#### [Required task 1]
Condense the header block of the patch below, beginning "From 62c1cbe07f0aa5d", into a short bulleted list that keeps its main facts.

#### [Extracted text]
···
From 62c1cbe07f0aa5d29944319ed9c251d646eafcac Mon Sep 17 00:00:00 2001
From: Alberto Invernizzi <invernizzi@cscs.ch>
Date: Mon, 25 Sep 2023 10:58:15 +0200
Subject: [PATCH] merge-squashed trisolver dist change to reduce gemm cost

---
 .../dlaf/eigensolver/tridiag_solver/merge.h   | 141 +++++++++++++-----
 1 file changed, 104 insertions(+), 37 deletions(-)
diff --git a/include/dlaf/eigensolver/tridiag_solver/merge.h b/include/dlaf/eigensolver/tridiag_solver/merge.h
index 7ef731451e..3afec9732f 100644
--- a/include/dlaf/eigensolver/tridiag_solver/merge.h
+++ b/include/dlaf/eigensolver/tridiag_solver/merge.h
@@ -506,6 +506,35 @@ auto stablePartitionIndexForDeflationArrays(const matrix::Distribution& dist_sub
     index_sorted_coltype[to_sizet(jjj_el)] = jj_el;
   }
 
+  // TODO manage edge cases
+  std::array<SizeType, 3> n_udl = [&]() {
+    SizeType first_dense;
+    for (first_dense = 0; first_dense < n; ++first_dense) {
+      const SizeType initial_el = index_sorted_coltype[to_sizet(first_dense)];
+      const ColType coltype = types[to_sizet(initial_el)];
+      if (ColType::UpperHalf != coltype)
···
#### [Source material]
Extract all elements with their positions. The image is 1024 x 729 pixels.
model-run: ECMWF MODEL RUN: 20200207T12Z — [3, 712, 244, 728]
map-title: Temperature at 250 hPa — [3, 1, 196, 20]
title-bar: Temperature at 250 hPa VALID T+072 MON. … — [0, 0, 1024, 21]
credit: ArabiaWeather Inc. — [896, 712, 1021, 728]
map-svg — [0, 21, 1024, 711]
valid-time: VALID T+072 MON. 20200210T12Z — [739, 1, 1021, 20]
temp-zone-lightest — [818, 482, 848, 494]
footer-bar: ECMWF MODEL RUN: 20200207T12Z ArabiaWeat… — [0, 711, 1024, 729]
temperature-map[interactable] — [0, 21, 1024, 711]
···
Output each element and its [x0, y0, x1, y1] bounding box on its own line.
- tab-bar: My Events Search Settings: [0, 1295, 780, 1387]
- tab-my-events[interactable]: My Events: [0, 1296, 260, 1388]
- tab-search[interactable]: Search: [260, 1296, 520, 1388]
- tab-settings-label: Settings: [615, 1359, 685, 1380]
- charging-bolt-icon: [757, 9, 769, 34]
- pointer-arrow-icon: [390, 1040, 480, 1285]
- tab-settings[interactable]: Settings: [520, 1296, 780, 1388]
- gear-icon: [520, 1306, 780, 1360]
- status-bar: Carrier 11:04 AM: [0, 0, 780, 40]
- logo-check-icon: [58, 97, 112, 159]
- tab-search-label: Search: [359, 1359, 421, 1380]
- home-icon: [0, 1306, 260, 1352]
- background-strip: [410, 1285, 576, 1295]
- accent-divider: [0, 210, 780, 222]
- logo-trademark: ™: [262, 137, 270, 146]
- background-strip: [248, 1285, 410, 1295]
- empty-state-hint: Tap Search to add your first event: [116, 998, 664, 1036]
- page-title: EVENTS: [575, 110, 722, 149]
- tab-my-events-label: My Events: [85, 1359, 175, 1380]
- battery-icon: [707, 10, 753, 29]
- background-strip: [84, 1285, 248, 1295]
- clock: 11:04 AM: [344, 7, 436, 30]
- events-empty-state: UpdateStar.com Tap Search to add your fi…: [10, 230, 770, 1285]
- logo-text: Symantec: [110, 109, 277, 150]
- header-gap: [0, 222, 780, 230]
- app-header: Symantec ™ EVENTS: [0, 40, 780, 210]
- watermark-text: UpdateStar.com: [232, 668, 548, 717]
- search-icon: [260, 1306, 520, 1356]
···
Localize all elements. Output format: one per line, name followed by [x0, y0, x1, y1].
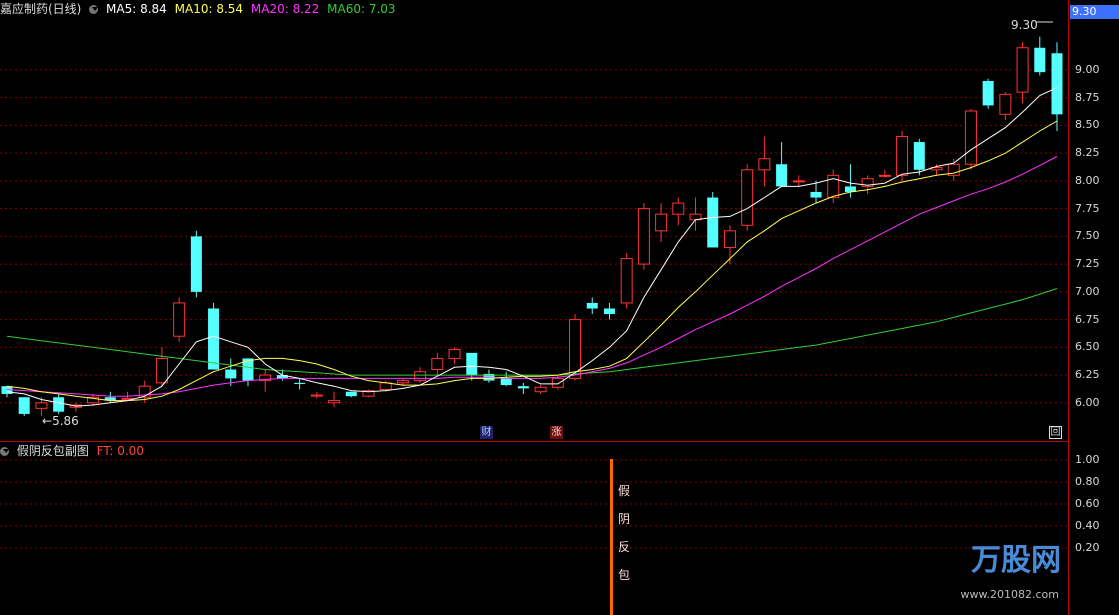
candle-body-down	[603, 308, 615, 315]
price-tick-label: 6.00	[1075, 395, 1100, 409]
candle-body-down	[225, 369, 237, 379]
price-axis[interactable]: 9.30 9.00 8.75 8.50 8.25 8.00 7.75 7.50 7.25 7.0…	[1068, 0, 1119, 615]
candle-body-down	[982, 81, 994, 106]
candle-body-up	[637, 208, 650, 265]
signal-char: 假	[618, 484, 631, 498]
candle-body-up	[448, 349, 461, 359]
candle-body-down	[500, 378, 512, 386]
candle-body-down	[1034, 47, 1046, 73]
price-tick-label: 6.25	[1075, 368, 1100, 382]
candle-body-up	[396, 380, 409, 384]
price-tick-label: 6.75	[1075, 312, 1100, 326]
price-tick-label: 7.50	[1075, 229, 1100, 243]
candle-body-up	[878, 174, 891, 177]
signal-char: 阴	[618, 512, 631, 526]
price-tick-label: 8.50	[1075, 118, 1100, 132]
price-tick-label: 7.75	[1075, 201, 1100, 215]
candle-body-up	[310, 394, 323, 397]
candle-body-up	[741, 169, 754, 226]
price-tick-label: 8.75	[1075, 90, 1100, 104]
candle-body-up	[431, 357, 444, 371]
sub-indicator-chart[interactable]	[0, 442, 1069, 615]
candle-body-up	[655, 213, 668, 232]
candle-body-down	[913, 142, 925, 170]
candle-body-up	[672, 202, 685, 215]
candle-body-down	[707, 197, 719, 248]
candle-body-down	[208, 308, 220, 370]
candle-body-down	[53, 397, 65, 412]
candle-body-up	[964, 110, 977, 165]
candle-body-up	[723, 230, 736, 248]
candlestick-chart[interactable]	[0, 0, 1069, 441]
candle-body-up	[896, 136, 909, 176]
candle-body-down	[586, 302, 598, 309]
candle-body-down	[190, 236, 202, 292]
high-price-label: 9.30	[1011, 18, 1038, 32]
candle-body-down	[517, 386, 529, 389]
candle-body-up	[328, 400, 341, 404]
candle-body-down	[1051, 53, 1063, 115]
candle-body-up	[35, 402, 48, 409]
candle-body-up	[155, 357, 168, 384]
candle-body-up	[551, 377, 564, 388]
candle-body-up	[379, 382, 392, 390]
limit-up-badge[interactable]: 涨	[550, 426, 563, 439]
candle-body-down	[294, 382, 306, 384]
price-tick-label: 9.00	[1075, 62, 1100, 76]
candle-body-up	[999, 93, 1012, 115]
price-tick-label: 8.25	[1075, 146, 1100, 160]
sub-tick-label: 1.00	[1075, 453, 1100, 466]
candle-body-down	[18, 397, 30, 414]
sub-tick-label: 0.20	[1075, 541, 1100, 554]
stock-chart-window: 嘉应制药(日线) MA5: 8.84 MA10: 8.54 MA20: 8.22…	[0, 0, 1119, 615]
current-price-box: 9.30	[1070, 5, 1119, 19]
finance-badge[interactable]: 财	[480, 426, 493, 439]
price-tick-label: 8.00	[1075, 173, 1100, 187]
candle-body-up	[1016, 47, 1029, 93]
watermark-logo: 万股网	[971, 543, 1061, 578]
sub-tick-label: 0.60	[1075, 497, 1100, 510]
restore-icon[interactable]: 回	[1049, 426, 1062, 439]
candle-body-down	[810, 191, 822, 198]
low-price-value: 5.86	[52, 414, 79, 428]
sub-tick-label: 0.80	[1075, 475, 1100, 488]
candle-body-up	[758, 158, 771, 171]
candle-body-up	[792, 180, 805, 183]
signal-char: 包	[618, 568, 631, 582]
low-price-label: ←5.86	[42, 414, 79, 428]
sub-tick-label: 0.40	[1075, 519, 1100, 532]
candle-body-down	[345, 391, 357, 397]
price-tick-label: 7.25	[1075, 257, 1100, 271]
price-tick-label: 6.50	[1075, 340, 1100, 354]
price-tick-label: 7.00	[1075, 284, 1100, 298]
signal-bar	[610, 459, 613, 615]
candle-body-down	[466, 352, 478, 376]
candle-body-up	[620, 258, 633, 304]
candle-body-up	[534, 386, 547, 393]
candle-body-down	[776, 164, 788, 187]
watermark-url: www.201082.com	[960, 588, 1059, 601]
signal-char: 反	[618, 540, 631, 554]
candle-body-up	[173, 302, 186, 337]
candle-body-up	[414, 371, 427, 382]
···
#### [Required task 2]
Gather every line of the entries above that contains the string "logo". Case counts.

#### [Correct output 1]
- Commit: 62c1cbe07f0aa5d29944319ed9c251d646eafcac
- Author: Alberto Invernizzi (invernizzi@cscs.ch)
- Date: Mon, 25 Sep 2023 10:58:15 +0200
- Subject: merge-squashed trisolver dist change to reduce gemm cost

#### [Correct output 2]
- logo-check-icon: [58, 97, 112, 159]
- logo-trademark: ™: [262, 137, 270, 146]
- logo-text: Symantec: [110, 109, 277, 150]
watermark-logo: 万股网	[971, 543, 1061, 578]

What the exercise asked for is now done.